**WORK TO BE COMPLETED:** Every line of the records below should be restated exactly.

**RAW DATA:**
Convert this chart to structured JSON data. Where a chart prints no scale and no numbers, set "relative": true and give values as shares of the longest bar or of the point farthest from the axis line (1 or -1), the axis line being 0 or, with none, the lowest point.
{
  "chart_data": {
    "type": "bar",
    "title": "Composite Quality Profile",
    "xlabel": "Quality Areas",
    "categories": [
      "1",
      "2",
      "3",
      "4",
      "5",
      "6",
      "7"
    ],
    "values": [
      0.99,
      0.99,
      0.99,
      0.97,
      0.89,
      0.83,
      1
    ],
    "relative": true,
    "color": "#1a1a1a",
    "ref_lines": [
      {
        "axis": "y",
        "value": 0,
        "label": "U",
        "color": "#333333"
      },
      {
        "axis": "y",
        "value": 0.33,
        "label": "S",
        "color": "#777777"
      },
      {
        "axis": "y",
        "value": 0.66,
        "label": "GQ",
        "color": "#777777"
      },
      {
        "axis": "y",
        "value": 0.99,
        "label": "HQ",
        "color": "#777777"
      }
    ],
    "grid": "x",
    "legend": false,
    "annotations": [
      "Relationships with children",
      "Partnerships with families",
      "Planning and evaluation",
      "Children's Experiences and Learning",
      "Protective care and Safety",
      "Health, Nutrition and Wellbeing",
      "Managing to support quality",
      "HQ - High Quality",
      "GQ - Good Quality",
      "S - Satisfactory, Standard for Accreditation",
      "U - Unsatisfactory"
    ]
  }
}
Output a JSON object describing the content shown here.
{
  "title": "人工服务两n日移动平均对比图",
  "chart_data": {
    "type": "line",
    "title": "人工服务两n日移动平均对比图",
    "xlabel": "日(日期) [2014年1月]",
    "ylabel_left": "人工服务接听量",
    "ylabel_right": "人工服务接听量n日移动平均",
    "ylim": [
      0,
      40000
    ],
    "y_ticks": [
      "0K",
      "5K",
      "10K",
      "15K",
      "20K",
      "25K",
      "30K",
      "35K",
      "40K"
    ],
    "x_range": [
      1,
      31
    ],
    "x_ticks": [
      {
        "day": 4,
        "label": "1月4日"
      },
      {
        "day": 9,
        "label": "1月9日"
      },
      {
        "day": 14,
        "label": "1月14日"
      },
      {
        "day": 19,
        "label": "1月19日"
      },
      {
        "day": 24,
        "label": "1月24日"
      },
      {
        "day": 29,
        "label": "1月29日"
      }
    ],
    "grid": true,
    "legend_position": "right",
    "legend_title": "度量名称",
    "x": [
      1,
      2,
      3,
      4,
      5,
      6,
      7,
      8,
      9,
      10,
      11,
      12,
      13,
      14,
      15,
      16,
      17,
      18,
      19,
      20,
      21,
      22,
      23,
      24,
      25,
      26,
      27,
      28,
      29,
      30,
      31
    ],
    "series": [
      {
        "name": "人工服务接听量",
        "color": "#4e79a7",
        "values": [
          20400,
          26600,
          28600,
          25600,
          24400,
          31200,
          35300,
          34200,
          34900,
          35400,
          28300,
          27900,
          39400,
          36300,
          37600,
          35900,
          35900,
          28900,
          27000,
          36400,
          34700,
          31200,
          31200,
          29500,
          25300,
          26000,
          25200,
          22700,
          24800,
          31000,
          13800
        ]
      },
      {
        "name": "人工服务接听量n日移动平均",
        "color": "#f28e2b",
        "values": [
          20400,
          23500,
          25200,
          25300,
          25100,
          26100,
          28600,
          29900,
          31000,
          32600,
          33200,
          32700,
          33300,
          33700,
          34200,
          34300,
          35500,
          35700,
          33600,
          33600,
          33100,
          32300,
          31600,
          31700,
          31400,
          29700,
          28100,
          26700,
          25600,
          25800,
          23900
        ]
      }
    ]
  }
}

**EXERCISE SOLUTION:**
Convert this chart to structured JSON data. Where a chart prints no scale and no numbers, set "relative": true and give values as shares of the longest bar or of the point farthest from the axis line (1 or -1), the axis line being 0 or, with none, the lowest point.
{
  "chart_data": {
    "type": "bar",
    "title": "Composite Quality Profile",
    "xlabel": "Quality Areas",
    "categories": [
      "1",
      "2",
      "3",
      "4",
      "5",
      "6",
      "7"
    ],
    "values": [
      0.99,
      0.99,
      0.99,
      0.97,
      0.89,
      0.83,
      1
    ],
    "relative": true,
    "color": "#1a1a1a",
    "ref_lines": [
      {
        "axis": "y",
        "value": 0,
        "label": "U",
        "color": "#333333"
      },
      {
        "axis": "y",
        "value": 0.33,
        "label": "S",
        "color": "#777777"
      },
      {
        "axis": "y",
        "value": 0.66,
        "label": "GQ",
        "color": "#777777"
      },
      {
        "axis": "y",
        "value": 0.99,
        "label": "HQ",
        "color": "#777777"
      }
    ],
    "grid": "x",
    "legend": false,
    "annotations": [
      "Relationships with children",
      "Partnerships with families",
      "Planning and evaluation",
      "Children's Experiences and Learning",
      "Protective care and Safety",
      "Health, Nutrition and Wellbeing",
      "Managing to support quality",
      "HQ - High Quality",
      "GQ - Good Quality",
      "S - Satisfactory, Standard for Accreditation",
      "U - Unsatisfactory"
    ]
  }
}
Output a JSON object describing the content shown here.
{
  "title": "人工服务两n日移动平均对比图",
  "chart_data": {
    "type": "line",
    "title": "人工服务两n日移动平均对比图",
    "xlabel": "日(日期) [2014年1月]",
    "ylabel_left": "人工服务接听量",
    "ylabel_right": "人工服务接听量n日移动平均",
    "ylim": [
      0,
      40000
    ],
    "y_ticks": [
      "0K",
      "5K",
      "10K",
      "15K",
      "20K",
      "25K",
      "30K",
      "35K",
      "40K"
    ],
    "x_range": [
      1,
      31
    ],
    "x_ticks": [
      {
        "day": 4,
        "label": "1月4日"
      },
      {
        "day": 9,
        "label": "1月9日"
      },
      {
        "day": 14,
        "label": "1月14日"
      },
      {
        "day": 19,
        "label": "1月19日"
      },
      {
        "day": 24,
        "label": "1月24日"
      },
      {
        "day": 29,
        "label": "1月29日"
      }
    ],
    "grid": true,
    "legend_position": "right",
    "legend_title": "度量名称",
    "x": [
      1,
      2,
      3,
      4,
      5,
      6,
      7,
      8,
      9,
      10,
      11,
      12,
      13,
      14,
      15,
      16,
      17,
      18,
      19,
      20,
      21,
      22,
      23,
      24,
      25,
      26,
      27,
      28,
      29,
      30,
      31
    ],
    "series": [
      {
        "name": "人工服务接听量",
        "color": "#4e79a7",
        "values": [
          20400,
          26600,
          28600,
          25600,
          24400,
          31200,
          35300,
          34200,
          34900,
          35400,
          28300,
          27900,
          39400,
          36300,
          37600,
          35900,
          35900,
          28900,
          27000,
          36400,
          34700,
          31200,
          31200,
          29500,
          25300,
          26000,
          25200,
          22700,
          24800,
          31000,
          13800
        ]
      },
      {
        "name": "人工服务接听量n日移动平均",
        "color": "#f28e2b",
        "values": [
          20400,
          23500,
          25200,
          25300,
          25100,
          26100,
          28600,
          29900,
          31000,
          32600,
          33200,
          32700,
          33300,
          33700,
          34200,
          34300,
          35500,
          35700,
          33600,
          33600,
          33100,
          32300,
          31600,
          31700,
          31400,
          29700,
          28100,
          26700,
          25600,
          25800,
          23900
        ]
      }
    ]
  }
}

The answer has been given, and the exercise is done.